■ **PROBLEM REQUIREMENTS**: Only the number is wanted: tally the lines below that contain the word "frac".

■ **WORKING DATA**:
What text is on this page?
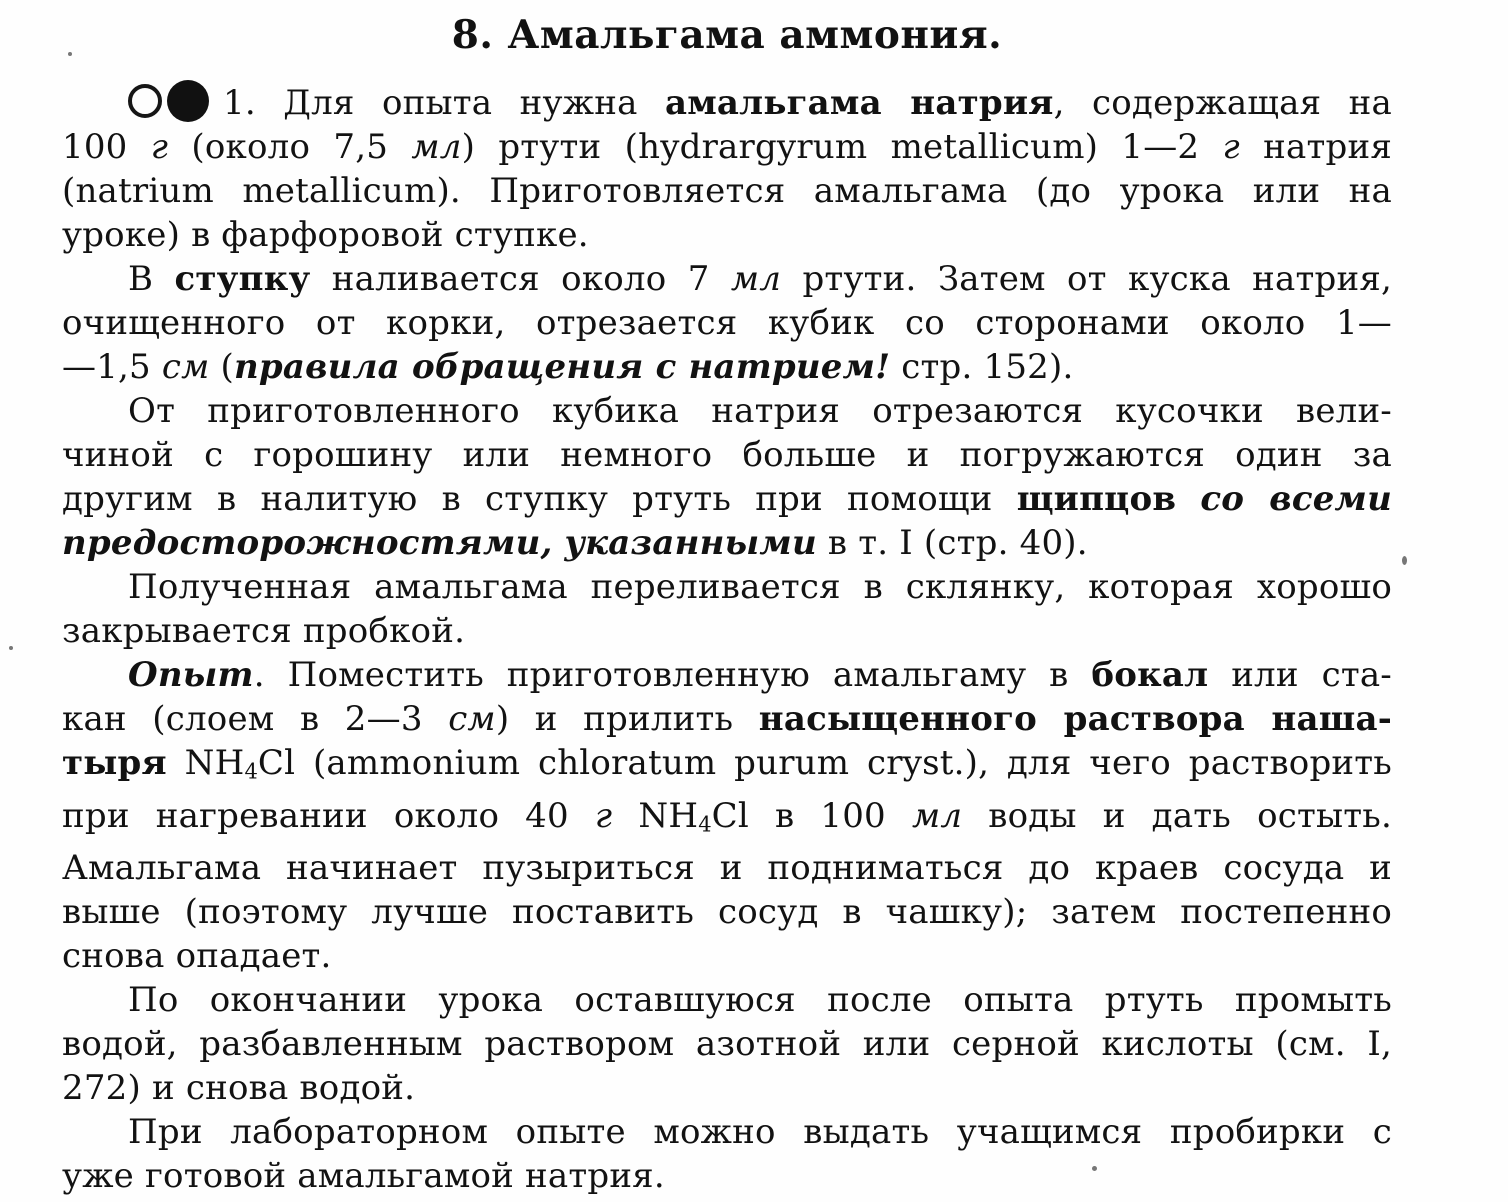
8. Амальгама аммония.

1. Для опыта нужна амальгама натрия, содержащая на
100 г (около 7,5 мл) ртути (hydrargyrum metallicum) 1—2 г натрия
(natrium metallicum). Приготовляется амальгама (до урока или на
уроке) в фарфоровой ступке.

В ступку наливается около 7 мл ртути. Затем от куска натрия,
очищенного от корки, отрезается кубик со сторонами около 1—
—1,5 см (правила обращения с натрием! стр. 152).

От приготовленного кубика натрия отрезаются кусочки вели-
чиной с горошину или немного больше и погружаются один за
другим в налитую в ступку ртуть при помощи щипцов со всеми
предосторожностями, указанными в т. I (стр. 40).

Полученная амальгама переливается в склянку, которая хорошо
закрывается пробкой.

Опыт. Поместить приготовленную амальгаму в бокал или ста-
кан (слоем в 2—3 см) и прилить насыщенного раствора наша-
тыря $NH_4Cl$ (ammonium chloratum purum cryst.), для чего растворить
при нагревании около 40 г $NH_4Cl$ в 100 мл воды и дать остыть.
Амальгама начинает пузыриться и подниматься до краев сосуда и
выше (поэтому лучше поставить сосуд в чашку); затем постепенно
снова опадает.

По окончании урока оставшуюся после опыта ртуть промыть
водой, разбавленным раствором азотной или серной кислоты (см. I,
272) и снова водой.

При лабораторном опыте можно выдать учащимся пробирки с
уже готовой амальгамой натрия.
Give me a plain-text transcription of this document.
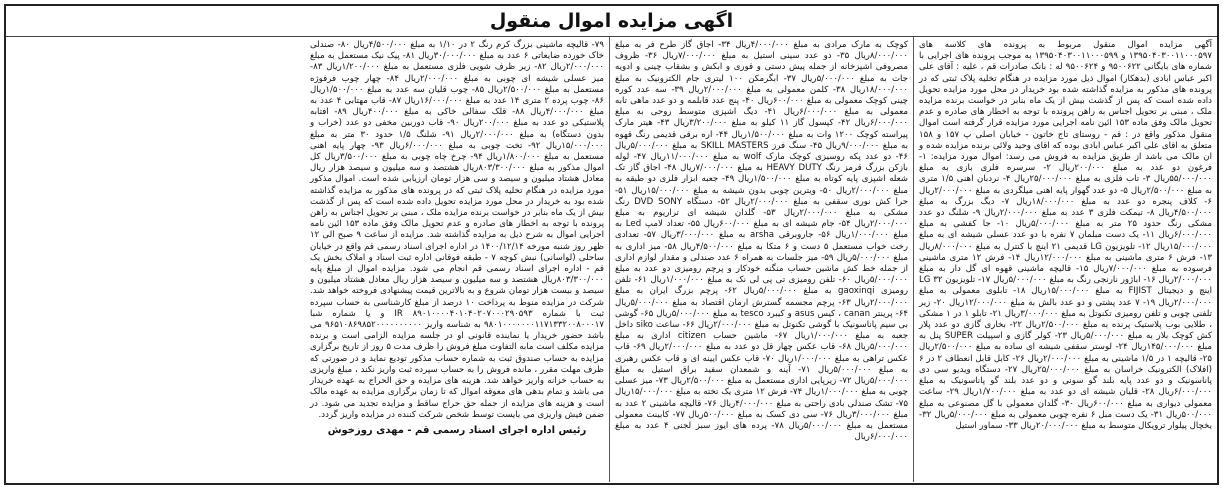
اگهی مزایده اموال منقول

آگهی مزایده اموال منقول مربوط به پرونده های کلاسه های ۱۳۹۵۰۴۰۳۰۰۱۱۰۰۰۵۹۷ و ۱۳۹۵۰۴۰۳۰۰۱۱۰۰۰۵۹۹ به موجب پرونده های اجرایی با شماره های بایگانی ۹۵۰۰۶۲۲ و ۹۵۰۰۶۲۴ له : بانک صادرات قم ، علیه : آقای علی اکبر عباس ابادی (بدهکار) اموال ذیل مورد مزایده در هنگام تخلیه پلاک ثبتی که در پرونده های مذکور به مزایده گذاشته شده بود خریدار در محل مورد مزایده تحویل داده شده است که پس از گذشت بیش از یک ماه بنابر در خواست برنده مزایده ملک ، مبنی بر تحویل اجناس به راهن پرونده با توجه به اخطار های صادره و عدم تحویل مالک وفق ماده ۱۵۳ ائین نامه اجرایی مورد مزایده قرار گرفته است اموال منقول مذکور واقع در : قم - روستای تاج خاتون - خیابان اصلی پ ۱۵۷ و ۱۵۸ متعلق به اقای علی اکبر عباس ابادی بوده که اقای وحید ولائی برنده مزایده شده و ان مالک می باشد از طریق مزایده به فروش می رسد: اموال مورد مزایده: ۱- فرغون دو عدد به مبلغ ۲۰۰/۰۰۰ریال ۲- سرسره فلزی بازی به مبلغ ۵۵/۰۰۰/۰۰۰ریال ۳- تاب فلزی به مبلغ ۲۵/۰۰۰/۰۰۰ریال ۴- نردبان اهنی ۱/۵ متری به مبلغ ۲/۵۰۰/۰۰۰ریال ۵- دو عدد گهوار پایه اهنی میلگردی به مبلغ ۲/۰۰۰/۰۰۰ریال ۶- کلاف پنجره دو عدد به مبلغ ۱۸/۰۰۰/۰۰۰ریال ۷- دیگ بزرگ به مبلغ ۴/۵۰۰/۰۰۰ریال ۸- تیمکت فلزی ۳ عدد به مبلغ ۲/۰۰۰/۰۰۰ریال ۹- شلنگ دو عدد مشکی رنگ حدود ۲۵ متر به مبلغ ۵/۰۰۰/۰۰۰ریال ۱۰- جا کفشی به مبلغ ۶/۰۰۰/۰۰۰ریال ۱۱- یک دست مبلمان ۷ نفره با دو عدد عسلی شیشه ای به مبلغ ۱۵/۰۰۰/۰۰۰ریال ۱۲- تلویزیون LG قدیمی ۲۱ اینچ با کنترل به مبلغ ۸/۰۰۰/۰۰۰ریال ۱۳- فرش ۶ متری ماشینی به مبلغ ۱۲/۰۰۰/۰۰۰ریال ۱۴- فرش ۱۲ متری ماشینی فرسوده به مبلغ ۷/۰۰۰/۰۰۰ریال ۱۵- قالیچه ماشینی قهوه ای گل دار به مبلغ ۲/۰۰۰/۰۰۰ریال ۱۶- اباژور نارنجی رنگ به مبلغ ۵/۰۰۰/۰۰۰ریال ۱۷- تلویزیون LG ۳۲ اینچ و دیجیتال FIJIST به مبلغ ۱۵/۰۰۰/۰۰۰ریال ۱۸- تابلوی معمولی به مبلغ ۲/۰۰۰/۰۰۰ریال ۱۹- ۷ عدد پشتی و دو عدد بالش به مبلغ ۱۲/۰۰۰/۰۰۰ریال ۲۰- زیر تلفنی چوبی و تلفن رومیزی تکنوتل به مبلغ ۳/۰۰۰/۰۰۰ریال ۲۱- تابلو ۱ در ۱ مشکی ، طلایی بوب پلاستیک پرنده به مبلغ ۲/۵۰۰/۰۰۰ریال ۲۲- بخاری گازی دو عدد پلار کش کوچک بلار به مبلغ ۵/۰۰۰/۰۰۰ریال ۲۳- کولر گازی و اسپیلت SUPER پنل به مبلغ ۱۴۵/۰۰۰/۰۰۰ریال ۲۴- لوستر سقفی شیشه ای ساده به مبلغ ۲/۵۰۰/۰۰۰ریال ۲۵- قالیچه ۱ در ۱/۵ ماشینی به مبلغ ۲/۰۰۰/۰۰۰ریال ۲۶- کابل قابل انعطاف ۲ در ۶ (افلاک) الکترونیک خراسان به مبلغ ۲۵/۰۰۰/۰۰۰ریال ۲۷- دستگاه ویدیو سی دی پاناسونیک و دو عدد پایه بلند گو سونی و دو عدد بلند گو پاناسونیک به مبلغ ۶/۰۰۰/۰۰۰ریال ۲۸- قلیان شیشه ای دو عدد به مبلغ ۱/۷۰۰/۰۰۰ریال ۲۹- ساعت معمولی دیواری به مبلغ ۶۰۰/۰۰۰ریال ۳۰- گلدان معمولی با گل مصنوعی به مبلغ ۵۰۰/۰۰۰ریال ۳۱- یک دست مبل ۶ نفره چوبی معمولی به مبلغ ۵/۰۰۰/۰۰۰ریال ۳۲- یخچال پیلوار ترویکال متوسط به مبلغ ۲۰/۰۰۰/۰۰۰ریال ۳۳- سماور استیل

کوچک به مارک مرادی به مبلغ ۴/۰۰۰/۰۰۰ریال ۳۴- اجاق گاز طرح فر به مبلغ ۸/۰۰۰/۰۰۰ریال ۳۵- دو عدد سینی استیل به مبلغ ۷/۰۰۰/۰۰۰ریال ۳۶- ظروف مصروفی اشپزخانه از جمله پیش دستی و قوری و ابکش و بشقاب چینی و ادویه جات به مبلغ ۵/۰۰۰/۰۰۰ریال ۳۷- ابگرمکن ۱۰۰ لیتری جام الکترونیک به مبلغ ۱۸/۰۰۰/۰۰۰ریال ۳۸- کلمن معمولی به مبلغ ۲/۰۰۰/۰۰۰ریال ۳۹- سه عدد کوره چینی کوچک معمولی به مبلغ ۶۰۰/۰۰۰ریال ۴۰- پنج عدد قابلمه و دو عدد ماهی تابه معمولی به مبلغ ۶/۰۰۰/۰۰۰ریال ۴۱- دیگ اشپزی متوسط روحی به مبلغ ۶/۰۰۰/۰۰۰ریال ۴۲- کپسول گاز ۱۱ کیلو به مبلغ ۳/۲۰۰/۰۰۰ریال ۴۳- هیتر مارک پیراسته کوچک ۱۲۰۰ وات به مبلغ ۱/۵۰۰/۰۰۰ریال ۴۴- اره برقی قدیمی رنگ قهوه به مبلغ ۹/۰۰۰/۰۰۰ریال ۴۵- سنگ فرز SKILL MASTERS به مبلغ ۵/۰۰۰/۰۰۰ریال ۴۶- دو عدد پکه روسیزی کوچک مارک wolf به مبلغ ۱۱/۰۰۰/۰۰۰ریال ۴۷- لوله بازکن بزرگ قرمز رنگ HEAVY DUTY به مبلغ ۷/۰۰۰/۰۰۰ریال ۴۸- اجاق گاز تک شعله اشپزی پایه کوتاه به مبلغ ۱/۵۰۰/۰۰۰ریال ۴۹- جعبه ابزار فلزی دو طبقه به مبلغ ۲/۰۰۰/۰۰۰ریال ۵۰- ویترین چوبی بدون شیشه به مبلغ ۱۵/۰۰۰/۰۰۰ریال ۵۱- حرا کش نوری سقفی به مبلغ ۲/۰۰۰/۰۰۰ریال ۵۲- دستگاه DVD SONY رنگ مشکی به مبلغ ۲/۰۰۰/۰۰۰ریال ۵۳- گلدان شیشه ای تراریوم به مبلغ ۲/۰۰۰/۰۰۰ریال ۵۴- جام شیشه ای به مبلغ ۶۰۰/۰۰۰ریال ۵۵- تعداد لامپ Led به مبلغ ۱/۰۰۰/۰۰۰ریال ۵۶- جاروبرقی arsha به مبلغ ۳/۰۰۰/۰۰۰ریال ۵۷- تعدادی رخت خواب مستعمل ۵ دست و ۶ متکا به مبلغ ۴/۵۰۰/۰۰۰ریال ۵۸- میز اداری به مبلغ ۵/۰۰۰/۰۰۰ریال ۵۹- میز جلسات به همراه ۶ عدد صندلی و مقدار لوازم اداری از جمله خط کش ماشین حساب منگنه خودکار و پرچم رومیزی دو عدد به مبلغ ۵/۰۰۰/۰۰۰ریال ۶۰- تلفن رومیزی تی پی لی نک به مبلغ ۱/۰۰۰/۰۰۰ریال ۶۱- تلفن رومیزی gaoxinqi به مبلغ ۵/۰۰۰/۰۰۰ریال ۶۲- پرچم بزرگ ایران به مبلغ ۲/۰۰۰/۰۰۰ریال ۶۳- پرچم مجسمه گسترش ارمان اقتصاد به مبلغ ۵/۰۰۰/۰۰۰ریال ۶۴- پرینتر canan ، کیس asus و کیبرد tesco به مبلغ ۵/۰۰۰/۰۰۰ریال ۶۵- گوشی بی سیم پاناسونیک با گوشی تکنوتل به مبلغ ۲/۰۰۰/۰۰۰ریال ۶۶- ساعت siko داخل جعبه به مبلغ ۱/۰۰۰/۰۰۰ریال ۶۷- ماشین حساب citizen اداری به مبلغ ۵/۰۰۰/۰۰۰ریال ۶۸- قاب عکس چهار قل دو عدد به مبلغ ۲/۰۰۰/۰۰۰ریال ۶۹- قاب عکس تراهی به مبلغ ۱/۰۰۰/۰۰۰ریال ۷۰- قاب عکس ایینه ای و قاب عکس رهبری به مبلغ ۵/۰۰۰/۰۰۰ریال ۷۱- آینه و شمعدان سفید براق استیل به مبلغ ۵/۰۰۰/۰۰۰ریال ۷۲- زیرپایی اداری مستعمل به مبلغ ۲/۵۰۰/۰۰۰ریال ۷۳- میز عسلی چوبی به مبلغ ۱/۰۰۰/۰۰۰ریال ۷۴- فرش ۱۲ متری یک تخته به مبلغ ۱۵/۰۰۰/۰۰۰ریال ۷۵- تشک صندلی بادی راحتی به مبلغ ۴/۰۰۰/۰۰۰ریال ۷۶- قالیچه ماشینی ۲ عدد به مبلغ ۳/۰۰۰/۰۰۰ریال ۷۶- سی دی کسک به مبلغ ۵۰۰/۰۰۰ریال ۷۷- کابینت معمولی مستعمل به مبلغ ۵/۰۰۰/۰۰۰ریال ۷۸- پرده های ایوز سبز لجنی ۴ عدد به مبلغ ۶/۰۰۰/۰۰۰ریال

۷۹- قالیچه ماشینی بزرگ کرم رنگ ۲ در ۱/۱۰ به مبلغ ۴/۵۰۰/۰۰۰ریال ۸۰- صندلی خاک خورده ضایعاتی ۶ عدد به مبلغ ۳۰/۰۰۰/۰۰۰ریال ۸۱- پیک نیک مستعمل به مبلغ ۲/۰۰۰/۰۰۰ریال ۸۲- زیر ظرف شویی فلزی مستعمل به مبلغ ۱/۲۰۰/۰۰۰ریال ۸۳- میز عسلی شیشه ای چوبی به مبلغ ۲/۰۰۰/۰۰۰ریال ۸۴- چهار چوب فرفوژه مستعمل به مبلغ ۲/۵۰۰/۰۰۰ریال ۸۵- چوب قلیان سه عدد به مبلغ ۱/۵۰۰/۰۰۰ریال ۸۶- چوب پرده ۲ متری ۱۴ عدد به مبلغ ۱۶/۰۰۰/۰۰۰ریال ۸۷- قاب مهتابی ۴ عدد به مبلغ ۴/۰۰۰/۰۰۰ریال ۸۸- قلک سفالی خاکی به مبلغ ۴۰۰/۰۰۰ریال ۸۹- افتابه پلاستیکی دو عدد به مبلغ ۲۰۰/۰۰۰ریال ۹۰- قاب دوربین مخفی دو عدد (خراب و بدون دستگاه) به مبلغ ۲/۰۰۰/۰۰۰ریال ۹۱- شلنگ ۱/۵ حدود ۳۰ متر به مبلغ ۱۵/۰۰۰/۰۰۰ریال ۹۲- تخت چوبی به مبلغ ۶/۰۰۰/۰۰۰ریال ۹۳- چهار پایه اهنی مستعمل به مبلغ ۱/۸۰۰/۰۰۰ریال ۹۴- چرخ چاه چوبی به مبلغ ۳/۵۰۰/۰۰۰ریال کل اموال مذکور به مبلغ ۸۰۳/۳۰۰/۰۰۰ریال هشتصد و سه میلیون و سیصد هزار ریال معادل هشتاد میلیون و سیصد و سی هزار تومان ارزیابی شده است. اموال مذکور مورد مزایده در هنگام تخلیه پلاک ثبتی که در پرونده های مذکور به مزایده گذاشته شده بود به خریدار در محل مورد مزایده تحویل داده شده است که پس از گذشت بیش از یک ماه بنابر در خواست برنده مزایده ملک ، مبنی بر تحویل اجناس به راهن پرونده با توجه به اخطار های صادره و عدم تحویل مالک وفق ماده ۱۵۳ ائین نامه اجرایی اموال به شرح ذیل به مزایده گذاشته شد. مزایده از ساعت ۹ صبح الی ۱۲ ظهر روز شنبه مورخه ۱۴۰۰/۱۲/۱۴ در اداره اجرای اسناد رسمی قم واقع در خیابان ساحلی (لواسانی) نبش کوچه ۷ - طبقه فوقانی اداره ثبت اسناد و املاک بخش یک قم - اداره اجرای اسناد رسمی قم انجام می شود. مزایده اموال از مبلغ پایه ۸۰۳/۳۰۰/۰۰۰ریال هشتصد و سه میلیون و سیصد هزار ریال معادل هشتاد میلیون و سیصد و بیست هزار تومان شروع و به بالاترین قیمت پیشنهادی فروخته خواهد شد. شرکت در مزایده منوط به پرداخت ۱۰ درصد از مبلغ کارشناسی به حساب سپرده ثبت با شماره IR ۸۹۰۱۰۰۰۰۴۰۱۰۴۰۲۰۷۰۰۰۲۹۰۵۹۳ و یا شماره شبا ۹۸۰۱۰۰۰۰۰۰۰۱۱۷۱۳۳۲۰۰۸۰۰۰۱۷ به شناسه واریز ۹۶۵۱۰۸۶۹۸۵۲۰۰۰۰۰۰۰۰۰۰ می باشد حضور خریدار یا نماینده قانونی او در جلسه مزایده الزامی است و برنده مزایده مکلف است مابه التفاوت مبلغ فروش را ظرف مدت ۵ روز از تاریخ برگزاری مزایده به حساب صندوق ثبت به شماره حساب مذکور تودیع نماید و در صورتی که ظرف مهلت مقرر ، مانده فروش را به حساب سپرده ثبت واریز نکند ، مبلغ واریزی به حساب خزانه واریز خواهد شد. هزینه های مزایده و حق الحراج به عهده خریدار می باشد و تمام بدهی های معوقه اموال که تا زمان برگزاری مزایده به عهده مالک است و هزینه های مزایده از جمله حق حراج ساقط و مزایده تجدید می شود. در ضمن فیش واریزی می بایست توسط شخص شرکت کننده در مزایده واریز گردد.

رئیس اداره اجرای اسناد رسمی قم - مهدی روزخوش
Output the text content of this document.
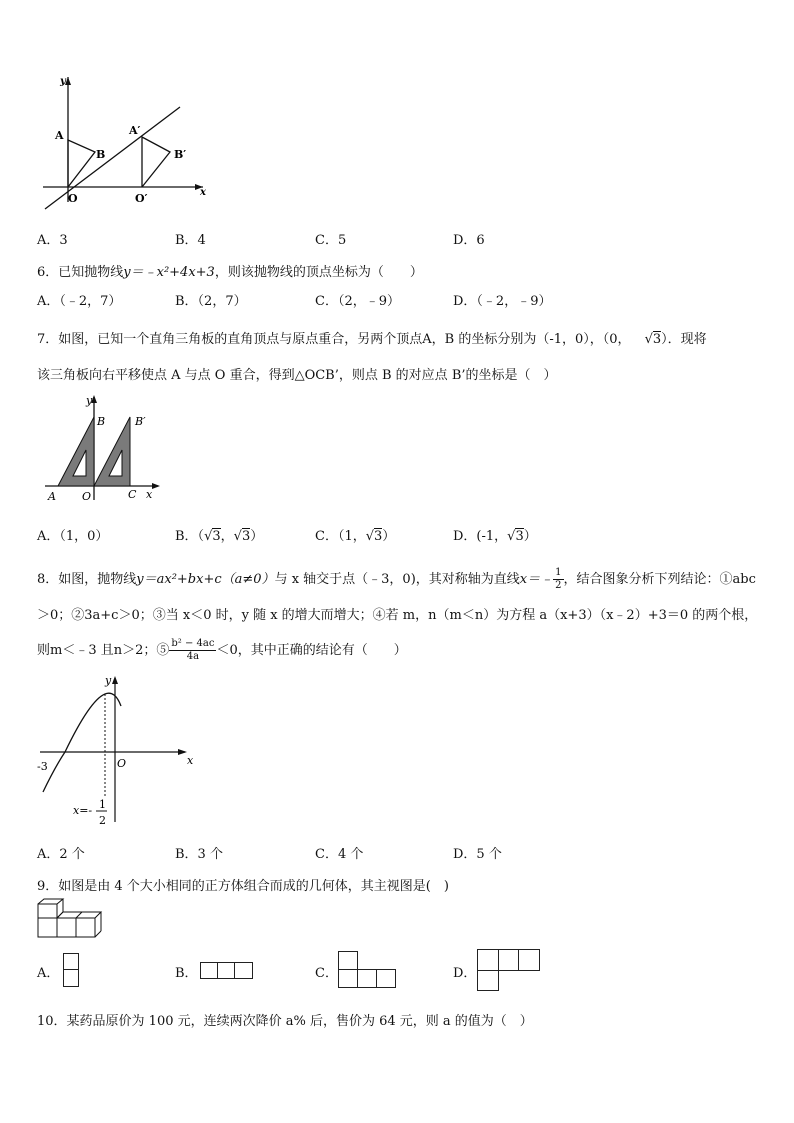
y
x
A
B
O
A′
B′
O′
A．3	B．4	C．5	D．6
6．已知抛物线y＝﹣x²+4x+3，则该抛物线的顶点坐标为（　　）
A．（﹣2，7）	B．（2，7）	C．（2，﹣9）	D．（﹣2，﹣9）
7．如图，已知一个直角三角板的直角顶点与原点重合，另两个顶点A，B 的坐标分别为（-1，0），（0， √3）．现将
该三角板向右平移使点 A 与点 O 重合，得到△OCB’，则点 B 的对应点 B’的坐标是（　）
y
x
A O	C
B	B′
A．（1，0）	B．（√3，√3）	C．（1，√3）	D．(-1，√3）
8．如图，抛物线y＝ax²+bx+c（a≠0）与 x 轴交于点（﹣3，0)，其对称轴为直线x＝﹣ $\frac{1}{2}$ ，结合图象分析下列结论：①abc
＞0；②3a+c＞0；③当 x＜0 时，y 随 x 的增大而增大；④若 m，n（m＜n）为方程 a（x+3）（x﹣2）+3＝0 的两个根，
则m＜﹣3 且n＞2；⑤ $\frac{\text{b² − 4ac}}{4a} <0$，其中正确的结论有（　　）
y
x
-3	O
x=- 1
2
A．2 个	B．3 个	C．4 个	D．5 个
9．如图是由 4 个大小相同的正方体组合而成的几何体，其主视图是(　)
A．	B．	C．	D．
10．某药品原价为 100 元，连续两次降价 a% 后，售价为 64 元，则 a 的值为（　）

■ **COMPLETE OUTPUT**: 2